GIVEN EXERCISE:
Give the number of lines that include the string "Описание", nothing more.

■ ■ ■

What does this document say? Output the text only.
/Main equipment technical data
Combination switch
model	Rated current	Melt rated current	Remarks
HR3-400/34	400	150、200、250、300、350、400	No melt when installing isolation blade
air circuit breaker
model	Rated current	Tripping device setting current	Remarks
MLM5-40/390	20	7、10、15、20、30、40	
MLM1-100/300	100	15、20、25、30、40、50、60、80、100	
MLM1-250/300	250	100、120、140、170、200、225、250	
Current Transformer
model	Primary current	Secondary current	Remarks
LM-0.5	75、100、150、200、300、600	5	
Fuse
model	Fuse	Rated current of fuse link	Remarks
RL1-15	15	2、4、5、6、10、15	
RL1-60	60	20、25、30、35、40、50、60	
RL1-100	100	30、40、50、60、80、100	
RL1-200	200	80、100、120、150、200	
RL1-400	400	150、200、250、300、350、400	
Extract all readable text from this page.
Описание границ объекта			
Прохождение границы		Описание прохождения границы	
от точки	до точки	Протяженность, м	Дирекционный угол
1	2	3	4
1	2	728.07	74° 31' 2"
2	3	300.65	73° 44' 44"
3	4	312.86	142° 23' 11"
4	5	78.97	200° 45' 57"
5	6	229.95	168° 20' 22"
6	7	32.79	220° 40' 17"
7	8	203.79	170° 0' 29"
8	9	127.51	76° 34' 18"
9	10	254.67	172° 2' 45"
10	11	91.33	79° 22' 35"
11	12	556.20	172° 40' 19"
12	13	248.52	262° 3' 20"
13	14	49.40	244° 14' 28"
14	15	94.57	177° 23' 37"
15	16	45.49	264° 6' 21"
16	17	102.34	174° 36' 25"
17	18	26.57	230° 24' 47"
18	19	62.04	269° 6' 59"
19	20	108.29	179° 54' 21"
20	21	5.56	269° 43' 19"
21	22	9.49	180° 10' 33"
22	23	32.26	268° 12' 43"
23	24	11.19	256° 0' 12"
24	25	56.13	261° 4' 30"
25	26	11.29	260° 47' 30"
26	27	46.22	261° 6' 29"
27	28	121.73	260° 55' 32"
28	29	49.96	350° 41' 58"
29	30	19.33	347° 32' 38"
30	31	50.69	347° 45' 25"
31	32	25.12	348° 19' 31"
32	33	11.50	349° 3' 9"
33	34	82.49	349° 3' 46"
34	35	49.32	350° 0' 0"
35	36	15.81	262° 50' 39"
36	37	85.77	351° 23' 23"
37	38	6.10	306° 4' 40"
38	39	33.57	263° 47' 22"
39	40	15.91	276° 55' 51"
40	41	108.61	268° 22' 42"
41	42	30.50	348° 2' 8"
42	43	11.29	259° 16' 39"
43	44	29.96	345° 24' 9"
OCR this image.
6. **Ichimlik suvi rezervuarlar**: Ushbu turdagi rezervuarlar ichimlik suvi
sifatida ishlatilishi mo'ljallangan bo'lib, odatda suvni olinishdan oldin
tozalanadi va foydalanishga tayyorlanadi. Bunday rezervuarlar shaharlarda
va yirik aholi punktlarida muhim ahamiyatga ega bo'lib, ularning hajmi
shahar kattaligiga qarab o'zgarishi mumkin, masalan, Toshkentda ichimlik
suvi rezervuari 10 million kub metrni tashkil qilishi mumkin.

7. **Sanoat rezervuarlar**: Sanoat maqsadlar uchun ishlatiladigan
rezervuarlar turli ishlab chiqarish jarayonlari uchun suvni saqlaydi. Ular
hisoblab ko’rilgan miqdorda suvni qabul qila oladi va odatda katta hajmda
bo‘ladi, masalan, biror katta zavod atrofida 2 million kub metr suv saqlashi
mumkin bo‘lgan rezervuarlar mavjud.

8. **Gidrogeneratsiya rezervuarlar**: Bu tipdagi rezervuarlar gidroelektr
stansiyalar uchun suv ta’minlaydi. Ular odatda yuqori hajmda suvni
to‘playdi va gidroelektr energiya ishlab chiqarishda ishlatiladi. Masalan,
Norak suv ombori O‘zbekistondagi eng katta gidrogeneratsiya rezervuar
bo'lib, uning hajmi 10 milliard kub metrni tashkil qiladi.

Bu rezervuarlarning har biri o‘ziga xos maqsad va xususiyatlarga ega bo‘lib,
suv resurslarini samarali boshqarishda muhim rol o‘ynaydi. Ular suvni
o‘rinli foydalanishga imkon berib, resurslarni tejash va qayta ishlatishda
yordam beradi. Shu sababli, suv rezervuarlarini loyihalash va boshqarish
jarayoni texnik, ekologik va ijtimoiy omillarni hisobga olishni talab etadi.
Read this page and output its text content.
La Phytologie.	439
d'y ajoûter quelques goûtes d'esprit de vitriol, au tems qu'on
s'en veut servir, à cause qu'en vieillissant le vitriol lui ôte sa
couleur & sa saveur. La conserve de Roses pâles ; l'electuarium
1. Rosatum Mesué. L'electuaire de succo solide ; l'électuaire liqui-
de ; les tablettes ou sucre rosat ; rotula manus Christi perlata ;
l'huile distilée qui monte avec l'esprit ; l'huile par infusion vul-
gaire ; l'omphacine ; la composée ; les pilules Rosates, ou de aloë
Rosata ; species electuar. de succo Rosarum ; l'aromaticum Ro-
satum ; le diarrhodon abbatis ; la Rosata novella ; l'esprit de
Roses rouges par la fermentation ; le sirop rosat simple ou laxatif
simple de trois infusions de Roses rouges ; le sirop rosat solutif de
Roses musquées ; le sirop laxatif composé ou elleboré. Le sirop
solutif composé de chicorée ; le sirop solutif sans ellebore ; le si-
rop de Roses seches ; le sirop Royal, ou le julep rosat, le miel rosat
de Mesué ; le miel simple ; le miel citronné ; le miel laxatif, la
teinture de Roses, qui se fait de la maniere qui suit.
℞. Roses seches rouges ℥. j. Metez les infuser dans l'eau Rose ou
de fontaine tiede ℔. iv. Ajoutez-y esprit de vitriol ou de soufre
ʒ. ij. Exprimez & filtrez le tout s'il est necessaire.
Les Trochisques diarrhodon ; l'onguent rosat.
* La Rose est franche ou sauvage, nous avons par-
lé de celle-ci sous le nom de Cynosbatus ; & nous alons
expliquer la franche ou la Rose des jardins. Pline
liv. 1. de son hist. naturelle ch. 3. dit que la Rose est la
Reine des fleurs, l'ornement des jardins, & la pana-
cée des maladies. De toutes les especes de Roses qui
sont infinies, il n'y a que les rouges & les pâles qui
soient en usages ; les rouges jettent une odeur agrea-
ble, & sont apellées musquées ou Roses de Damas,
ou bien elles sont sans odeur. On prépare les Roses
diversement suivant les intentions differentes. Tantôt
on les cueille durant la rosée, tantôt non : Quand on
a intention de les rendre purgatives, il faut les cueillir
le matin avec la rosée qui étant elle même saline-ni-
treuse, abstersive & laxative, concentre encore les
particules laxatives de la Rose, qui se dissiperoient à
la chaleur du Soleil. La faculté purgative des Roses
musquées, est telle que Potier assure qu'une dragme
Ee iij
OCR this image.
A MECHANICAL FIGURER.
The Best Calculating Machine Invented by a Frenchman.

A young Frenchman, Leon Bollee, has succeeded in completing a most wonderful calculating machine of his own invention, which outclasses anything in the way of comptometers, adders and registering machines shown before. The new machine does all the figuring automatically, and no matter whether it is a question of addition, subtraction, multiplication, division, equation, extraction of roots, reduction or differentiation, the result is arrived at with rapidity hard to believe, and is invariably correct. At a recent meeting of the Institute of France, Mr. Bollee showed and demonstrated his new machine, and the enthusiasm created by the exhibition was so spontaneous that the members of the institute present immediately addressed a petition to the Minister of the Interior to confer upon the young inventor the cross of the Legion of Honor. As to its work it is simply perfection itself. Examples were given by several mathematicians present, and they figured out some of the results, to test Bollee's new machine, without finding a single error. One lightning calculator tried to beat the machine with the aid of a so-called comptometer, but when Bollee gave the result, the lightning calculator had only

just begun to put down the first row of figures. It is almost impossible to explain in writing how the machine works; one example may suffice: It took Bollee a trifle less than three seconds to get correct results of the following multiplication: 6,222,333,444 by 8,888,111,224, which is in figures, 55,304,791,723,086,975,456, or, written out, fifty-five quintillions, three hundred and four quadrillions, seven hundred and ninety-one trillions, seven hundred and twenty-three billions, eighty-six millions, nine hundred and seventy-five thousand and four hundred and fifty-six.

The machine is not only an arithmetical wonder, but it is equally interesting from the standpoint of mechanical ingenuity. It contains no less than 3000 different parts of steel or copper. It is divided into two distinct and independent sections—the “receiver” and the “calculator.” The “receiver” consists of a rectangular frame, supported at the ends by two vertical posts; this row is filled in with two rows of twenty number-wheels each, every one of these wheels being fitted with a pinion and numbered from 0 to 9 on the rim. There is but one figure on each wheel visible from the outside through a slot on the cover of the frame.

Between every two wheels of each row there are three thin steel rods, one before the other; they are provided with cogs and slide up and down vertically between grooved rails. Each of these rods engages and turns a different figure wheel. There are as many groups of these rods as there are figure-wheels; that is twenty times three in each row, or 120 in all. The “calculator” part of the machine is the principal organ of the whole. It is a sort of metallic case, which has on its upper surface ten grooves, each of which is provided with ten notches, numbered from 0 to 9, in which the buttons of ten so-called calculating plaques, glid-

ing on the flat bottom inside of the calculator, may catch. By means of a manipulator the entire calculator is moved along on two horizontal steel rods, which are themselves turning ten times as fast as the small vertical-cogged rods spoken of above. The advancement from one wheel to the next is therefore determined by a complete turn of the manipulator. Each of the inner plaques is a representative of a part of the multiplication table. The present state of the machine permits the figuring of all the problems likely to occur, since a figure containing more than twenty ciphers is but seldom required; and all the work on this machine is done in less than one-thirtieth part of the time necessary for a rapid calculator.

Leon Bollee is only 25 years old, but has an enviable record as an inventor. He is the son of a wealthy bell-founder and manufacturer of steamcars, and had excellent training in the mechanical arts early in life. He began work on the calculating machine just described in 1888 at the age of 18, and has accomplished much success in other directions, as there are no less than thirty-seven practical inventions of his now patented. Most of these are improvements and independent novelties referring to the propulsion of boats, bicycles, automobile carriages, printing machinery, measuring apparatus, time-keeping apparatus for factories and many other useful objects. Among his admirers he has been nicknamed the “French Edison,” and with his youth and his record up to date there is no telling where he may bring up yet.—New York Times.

■ ■ ■

TASK SOLUTION:
2